*Record list*:
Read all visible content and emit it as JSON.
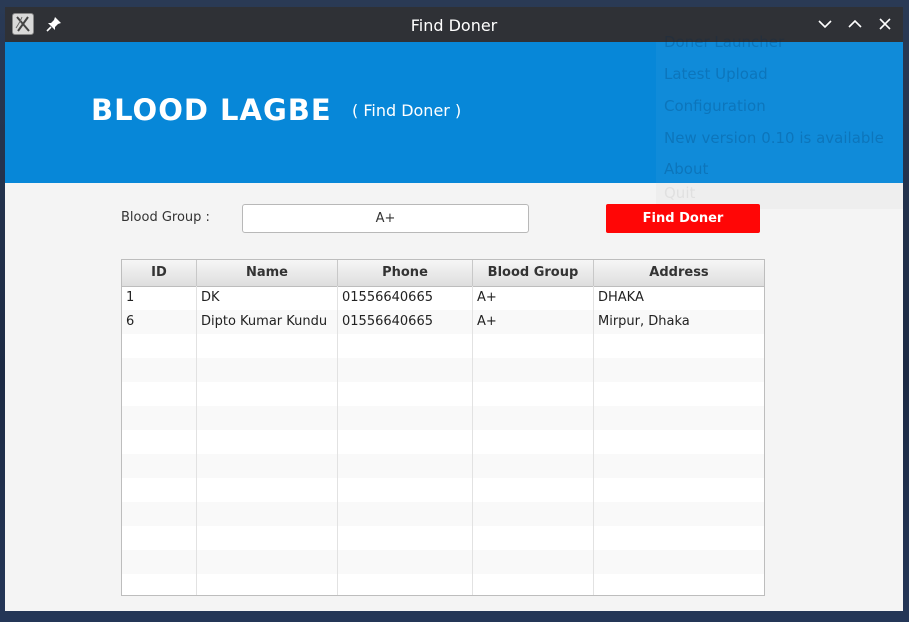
{
  "window": {
    "title": "Find Doner"
  },
  "header": {
    "brand": "BLOOD LAGBE",
    "subtitle": "( Find Doner )"
  },
  "background_menu": {
    "items": [
      "Doner Launcher",
      "Latest Upload",
      "Configuration",
      "New version 0.10 is available",
      "About",
      "Quit"
    ]
  },
  "form": {
    "blood_group_label": "Blood Group :",
    "blood_group_value": "A+",
    "find_button_label": "Find Doner"
  },
  "table": {
    "columns": [
      "ID",
      "Name",
      "Phone",
      "Blood Group",
      "Address"
    ],
    "rows": [
      [
        "1",
        "DK",
        "01556640665",
        "A+",
        "DHAKA"
      ],
      [
        "6",
        "Dipto Kumar Kundu",
        "01556640665",
        "A+",
        "Mirpur, Dhaka"
      ]
    ]
  },
  "colors": {
    "header_blue": "#0787d8",
    "button_red": "#ff0606",
    "titlebar": "#2f3136"
  }
}
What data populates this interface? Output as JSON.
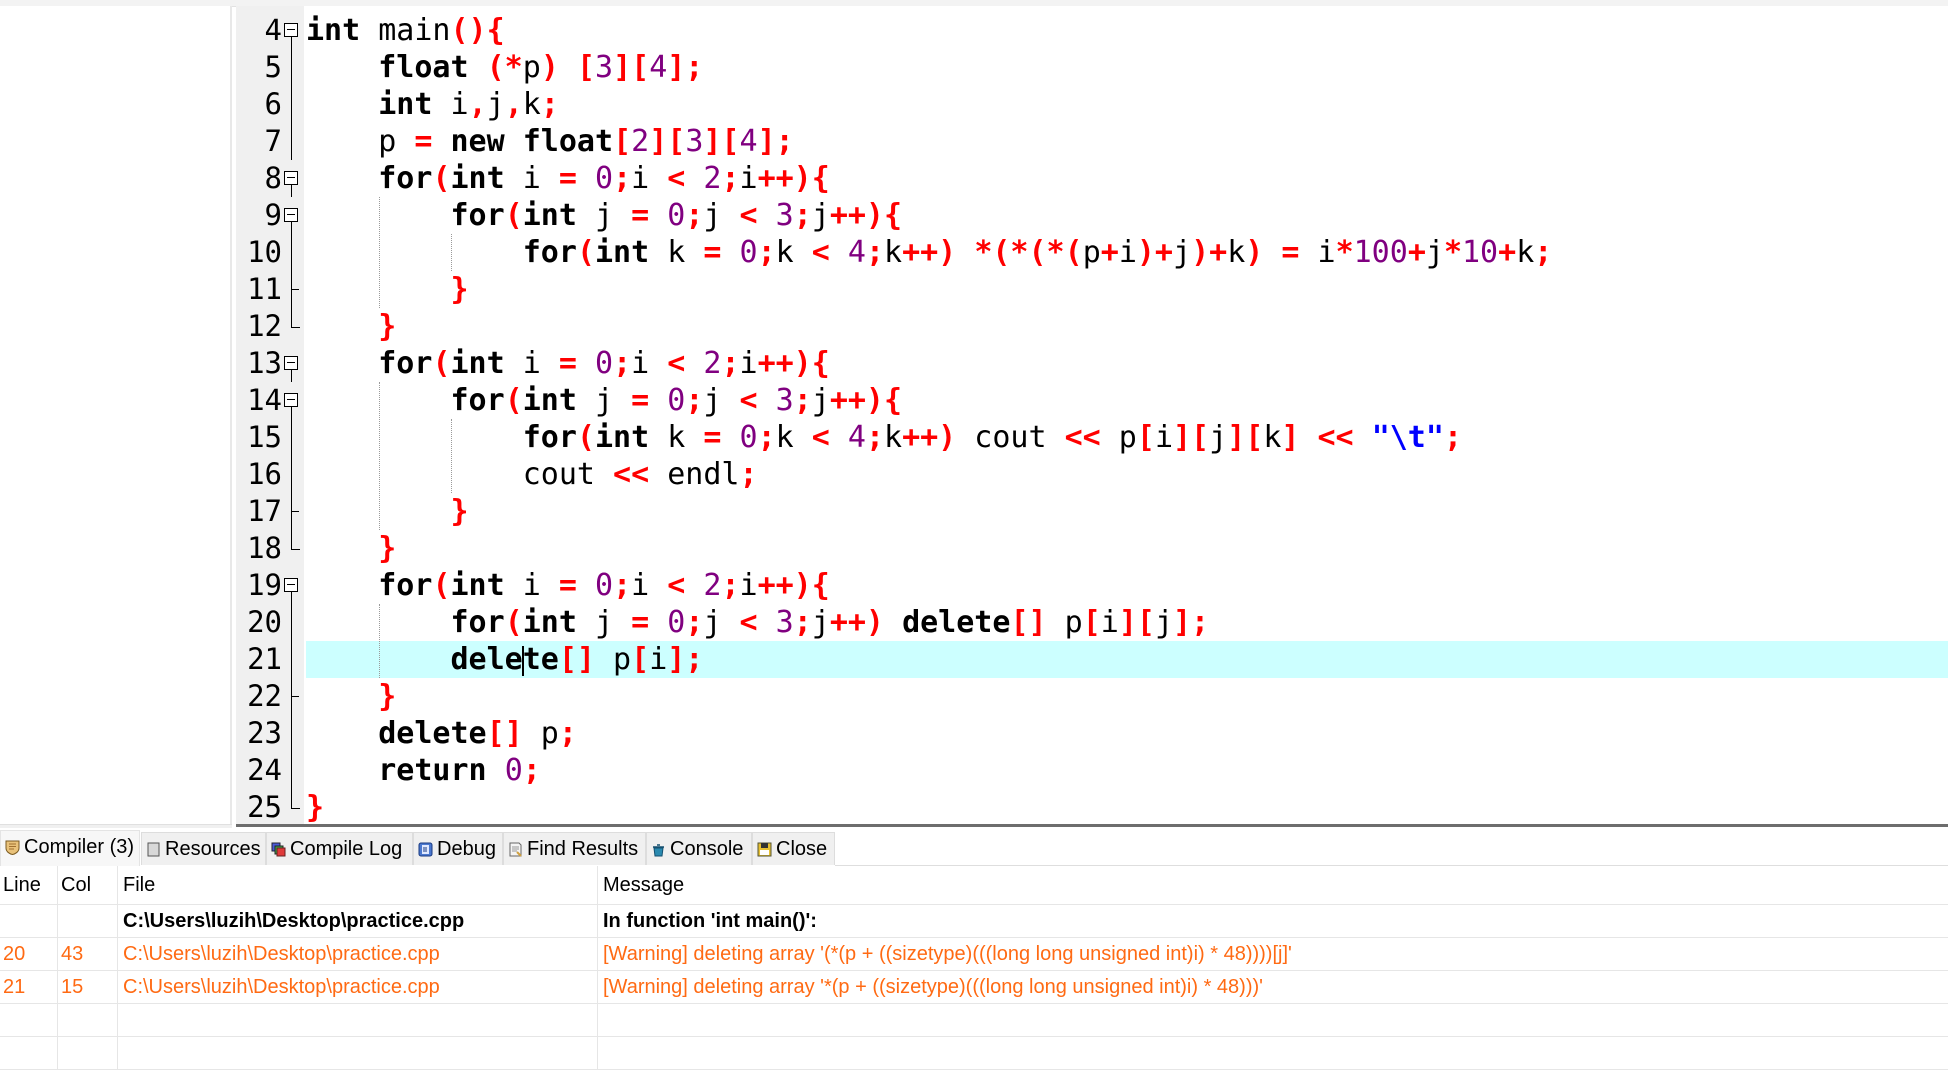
{
  "editor": {
    "current_line": 21,
    "lines": [
      {
        "n": "4",
        "fold": "start",
        "tokens": [
          [
            "kw",
            "int"
          ],
          [
            "id",
            " main"
          ],
          [
            "op",
            "(){"
          ]
        ]
      },
      {
        "n": "5",
        "fold": "mid",
        "tokens": [
          [
            "id",
            "    "
          ],
          [
            "kw",
            "float"
          ],
          [
            "id",
            " "
          ],
          [
            "op",
            "(*"
          ],
          [
            "id",
            "p"
          ],
          [
            "op",
            ")"
          ],
          [
            "id",
            " "
          ],
          [
            "op",
            "["
          ],
          [
            "num",
            "3"
          ],
          [
            "op",
            "]["
          ],
          [
            "num",
            "4"
          ],
          [
            "op",
            "];"
          ]
        ]
      },
      {
        "n": "6",
        "fold": "mid",
        "tokens": [
          [
            "id",
            "    "
          ],
          [
            "kw",
            "int"
          ],
          [
            "id",
            " i"
          ],
          [
            "op",
            ","
          ],
          [
            "id",
            "j"
          ],
          [
            "op",
            ","
          ],
          [
            "id",
            "k"
          ],
          [
            "op",
            ";"
          ]
        ]
      },
      {
        "n": "7",
        "fold": "mid",
        "tokens": [
          [
            "id",
            "    p "
          ],
          [
            "op",
            "="
          ],
          [
            "id",
            " "
          ],
          [
            "kw",
            "new float"
          ],
          [
            "op",
            "["
          ],
          [
            "num",
            "2"
          ],
          [
            "op",
            "]["
          ],
          [
            "num",
            "3"
          ],
          [
            "op",
            "]["
          ],
          [
            "num",
            "4"
          ],
          [
            "op",
            "];"
          ]
        ]
      },
      {
        "n": "8",
        "fold": "start",
        "tokens": [
          [
            "id",
            "    "
          ],
          [
            "kw",
            "for"
          ],
          [
            "op",
            "("
          ],
          [
            "kw",
            "int"
          ],
          [
            "id",
            " i "
          ],
          [
            "op",
            "="
          ],
          [
            "id",
            " "
          ],
          [
            "num",
            "0"
          ],
          [
            "op",
            ";"
          ],
          [
            "id",
            "i "
          ],
          [
            "op",
            "<"
          ],
          [
            "id",
            " "
          ],
          [
            "num",
            "2"
          ],
          [
            "op",
            ";"
          ],
          [
            "id",
            "i"
          ],
          [
            "op",
            "++){"
          ]
        ]
      },
      {
        "n": "9",
        "fold": "start",
        "tokens": [
          [
            "id",
            "        "
          ],
          [
            "kw",
            "for"
          ],
          [
            "op",
            "("
          ],
          [
            "kw",
            "int"
          ],
          [
            "id",
            " j "
          ],
          [
            "op",
            "="
          ],
          [
            "id",
            " "
          ],
          [
            "num",
            "0"
          ],
          [
            "op",
            ";"
          ],
          [
            "id",
            "j "
          ],
          [
            "op",
            "<"
          ],
          [
            "id",
            " "
          ],
          [
            "num",
            "3"
          ],
          [
            "op",
            ";"
          ],
          [
            "id",
            "j"
          ],
          [
            "op",
            "++){"
          ]
        ]
      },
      {
        "n": "10",
        "fold": "mid",
        "tokens": [
          [
            "id",
            "            "
          ],
          [
            "kw",
            "for"
          ],
          [
            "op",
            "("
          ],
          [
            "kw",
            "int"
          ],
          [
            "id",
            " k "
          ],
          [
            "op",
            "="
          ],
          [
            "id",
            " "
          ],
          [
            "num",
            "0"
          ],
          [
            "op",
            ";"
          ],
          [
            "id",
            "k "
          ],
          [
            "op",
            "<"
          ],
          [
            "id",
            " "
          ],
          [
            "num",
            "4"
          ],
          [
            "op",
            ";"
          ],
          [
            "id",
            "k"
          ],
          [
            "op",
            "++)"
          ],
          [
            "id",
            " "
          ],
          [
            "op",
            "*(*(*("
          ],
          [
            "id",
            "p"
          ],
          [
            "op",
            "+"
          ],
          [
            "id",
            "i"
          ],
          [
            "op",
            ")+"
          ],
          [
            "id",
            "j"
          ],
          [
            "op",
            ")+"
          ],
          [
            "id",
            "k"
          ],
          [
            "op",
            ")"
          ],
          [
            "id",
            " "
          ],
          [
            "op",
            "="
          ],
          [
            "id",
            " i"
          ],
          [
            "op",
            "*"
          ],
          [
            "num",
            "100"
          ],
          [
            "op",
            "+"
          ],
          [
            "id",
            "j"
          ],
          [
            "op",
            "*"
          ],
          [
            "num",
            "10"
          ],
          [
            "op",
            "+"
          ],
          [
            "id",
            "k"
          ],
          [
            "op",
            ";"
          ]
        ]
      },
      {
        "n": "11",
        "fold": "end-mid",
        "tokens": [
          [
            "id",
            "        "
          ],
          [
            "op",
            "}"
          ]
        ]
      },
      {
        "n": "12",
        "fold": "end",
        "tokens": [
          [
            "id",
            "    "
          ],
          [
            "op",
            "}"
          ]
        ]
      },
      {
        "n": "13",
        "fold": "start",
        "tokens": [
          [
            "id",
            "    "
          ],
          [
            "kw",
            "for"
          ],
          [
            "op",
            "("
          ],
          [
            "kw",
            "int"
          ],
          [
            "id",
            " i "
          ],
          [
            "op",
            "="
          ],
          [
            "id",
            " "
          ],
          [
            "num",
            "0"
          ],
          [
            "op",
            ";"
          ],
          [
            "id",
            "i "
          ],
          [
            "op",
            "<"
          ],
          [
            "id",
            " "
          ],
          [
            "num",
            "2"
          ],
          [
            "op",
            ";"
          ],
          [
            "id",
            "i"
          ],
          [
            "op",
            "++){"
          ]
        ]
      },
      {
        "n": "14",
        "fold": "start",
        "tokens": [
          [
            "id",
            "        "
          ],
          [
            "kw",
            "for"
          ],
          [
            "op",
            "("
          ],
          [
            "kw",
            "int"
          ],
          [
            "id",
            " j "
          ],
          [
            "op",
            "="
          ],
          [
            "id",
            " "
          ],
          [
            "num",
            "0"
          ],
          [
            "op",
            ";"
          ],
          [
            "id",
            "j "
          ],
          [
            "op",
            "<"
          ],
          [
            "id",
            " "
          ],
          [
            "num",
            "3"
          ],
          [
            "op",
            ";"
          ],
          [
            "id",
            "j"
          ],
          [
            "op",
            "++){"
          ]
        ]
      },
      {
        "n": "15",
        "fold": "mid",
        "tokens": [
          [
            "id",
            "            "
          ],
          [
            "kw",
            "for"
          ],
          [
            "op",
            "("
          ],
          [
            "kw",
            "int"
          ],
          [
            "id",
            " k "
          ],
          [
            "op",
            "="
          ],
          [
            "id",
            " "
          ],
          [
            "num",
            "0"
          ],
          [
            "op",
            ";"
          ],
          [
            "id",
            "k "
          ],
          [
            "op",
            "<"
          ],
          [
            "id",
            " "
          ],
          [
            "num",
            "4"
          ],
          [
            "op",
            ";"
          ],
          [
            "id",
            "k"
          ],
          [
            "op",
            "++)"
          ],
          [
            "id",
            " cout "
          ],
          [
            "op",
            "<<"
          ],
          [
            "id",
            " p"
          ],
          [
            "op",
            "["
          ],
          [
            "id",
            "i"
          ],
          [
            "op",
            "]["
          ],
          [
            "id",
            "j"
          ],
          [
            "op",
            "]["
          ],
          [
            "id",
            "k"
          ],
          [
            "op",
            "]"
          ],
          [
            "id",
            " "
          ],
          [
            "op",
            "<<"
          ],
          [
            "id",
            " "
          ],
          [
            "str",
            "\"\\t\""
          ],
          [
            "op",
            ";"
          ]
        ]
      },
      {
        "n": "16",
        "fold": "mid",
        "tokens": [
          [
            "id",
            "            cout "
          ],
          [
            "op",
            "<<"
          ],
          [
            "id",
            " endl"
          ],
          [
            "op",
            ";"
          ]
        ]
      },
      {
        "n": "17",
        "fold": "end-mid",
        "tokens": [
          [
            "id",
            "        "
          ],
          [
            "op",
            "}"
          ]
        ]
      },
      {
        "n": "18",
        "fold": "end",
        "tokens": [
          [
            "id",
            "    "
          ],
          [
            "op",
            "}"
          ]
        ]
      },
      {
        "n": "19",
        "fold": "start",
        "tokens": [
          [
            "id",
            "    "
          ],
          [
            "kw",
            "for"
          ],
          [
            "op",
            "("
          ],
          [
            "kw",
            "int"
          ],
          [
            "id",
            " i "
          ],
          [
            "op",
            "="
          ],
          [
            "id",
            " "
          ],
          [
            "num",
            "0"
          ],
          [
            "op",
            ";"
          ],
          [
            "id",
            "i "
          ],
          [
            "op",
            "<"
          ],
          [
            "id",
            " "
          ],
          [
            "num",
            "2"
          ],
          [
            "op",
            ";"
          ],
          [
            "id",
            "i"
          ],
          [
            "op",
            "++){"
          ]
        ]
      },
      {
        "n": "20",
        "fold": "mid",
        "tokens": [
          [
            "id",
            "        "
          ],
          [
            "kw",
            "for"
          ],
          [
            "op",
            "("
          ],
          [
            "kw",
            "int"
          ],
          [
            "id",
            " j "
          ],
          [
            "op",
            "="
          ],
          [
            "id",
            " "
          ],
          [
            "num",
            "0"
          ],
          [
            "op",
            ";"
          ],
          [
            "id",
            "j "
          ],
          [
            "op",
            "<"
          ],
          [
            "id",
            " "
          ],
          [
            "num",
            "3"
          ],
          [
            "op",
            ";"
          ],
          [
            "id",
            "j"
          ],
          [
            "op",
            "++)"
          ],
          [
            "id",
            " "
          ],
          [
            "kw",
            "delete"
          ],
          [
            "op",
            "[]"
          ],
          [
            "id",
            " p"
          ],
          [
            "op",
            "["
          ],
          [
            "id",
            "i"
          ],
          [
            "op",
            "]["
          ],
          [
            "id",
            "j"
          ],
          [
            "op",
            "];"
          ]
        ]
      },
      {
        "n": "21",
        "fold": "mid",
        "tokens": [
          [
            "id",
            "        "
          ],
          [
            "kw",
            "dele"
          ],
          [
            "caret",
            ""
          ],
          [
            "kw",
            "te"
          ],
          [
            "op",
            "[]"
          ],
          [
            "id",
            " p"
          ],
          [
            "op",
            "["
          ],
          [
            "id",
            "i"
          ],
          [
            "op",
            "];"
          ]
        ]
      },
      {
        "n": "22",
        "fold": "end-mid",
        "tokens": [
          [
            "id",
            "    "
          ],
          [
            "op",
            "}"
          ]
        ]
      },
      {
        "n": "23",
        "fold": "mid",
        "tokens": [
          [
            "id",
            "    "
          ],
          [
            "kw",
            "delete"
          ],
          [
            "op",
            "[]"
          ],
          [
            "id",
            " p"
          ],
          [
            "op",
            ";"
          ]
        ]
      },
      {
        "n": "24",
        "fold": "mid",
        "tokens": [
          [
            "id",
            "    "
          ],
          [
            "kw",
            "return"
          ],
          [
            "id",
            " "
          ],
          [
            "num",
            "0"
          ],
          [
            "op",
            ";"
          ]
        ]
      },
      {
        "n": "25",
        "fold": "end",
        "tokens": [
          [
            "op",
            "}"
          ]
        ]
      }
    ]
  },
  "bottom_panel": {
    "tabs": [
      {
        "label": "Compiler (3)",
        "icon": "compiler-icon",
        "active": true
      },
      {
        "label": "Resources",
        "icon": "resources-icon",
        "active": false
      },
      {
        "label": "Compile Log",
        "icon": "compile-log-icon",
        "active": false
      },
      {
        "label": "Debug",
        "icon": "debug-icon",
        "active": false
      },
      {
        "label": "Find Results",
        "icon": "find-results-icon",
        "active": false
      },
      {
        "label": "Console",
        "icon": "console-icon",
        "active": false
      },
      {
        "label": "Close",
        "icon": "close-icon",
        "active": false
      }
    ],
    "table": {
      "headers": {
        "line": "Line",
        "col": "Col",
        "file": "File",
        "message": "Message"
      },
      "rows": [
        {
          "line": "",
          "col": "",
          "file": "C:\\Users\\luzih\\Desktop\\practice.cpp",
          "message": "In function 'int main()':",
          "style": "bold"
        },
        {
          "line": "20",
          "col": "43",
          "file": "C:\\Users\\luzih\\Desktop\\practice.cpp",
          "message": "[Warning] deleting array '(*(p + ((sizetype)(((long long unsigned int)i) * 48))))[j]'",
          "style": "warn"
        },
        {
          "line": "21",
          "col": "15",
          "file": "C:\\Users\\luzih\\Desktop\\practice.cpp",
          "message": "[Warning] deleting array '*(p + ((sizetype)(((long long unsigned int)i) * 48)))'",
          "style": "warn"
        },
        {
          "line": "",
          "col": "",
          "file": "",
          "message": "",
          "style": ""
        },
        {
          "line": "",
          "col": "",
          "file": "",
          "message": "",
          "style": ""
        }
      ]
    }
  },
  "colors": {
    "warning": "#ff6a13",
    "keyword": "#000000",
    "operator": "#ff0000",
    "number": "#800080",
    "string": "#0000ff",
    "current_line": "#ccffff"
  }
}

*Given exercise*: Return every line above that contains the word "JSON".

*Task solution*:
Read all visible content and emit it as JSON.
What data populates this interface? Output as JSON.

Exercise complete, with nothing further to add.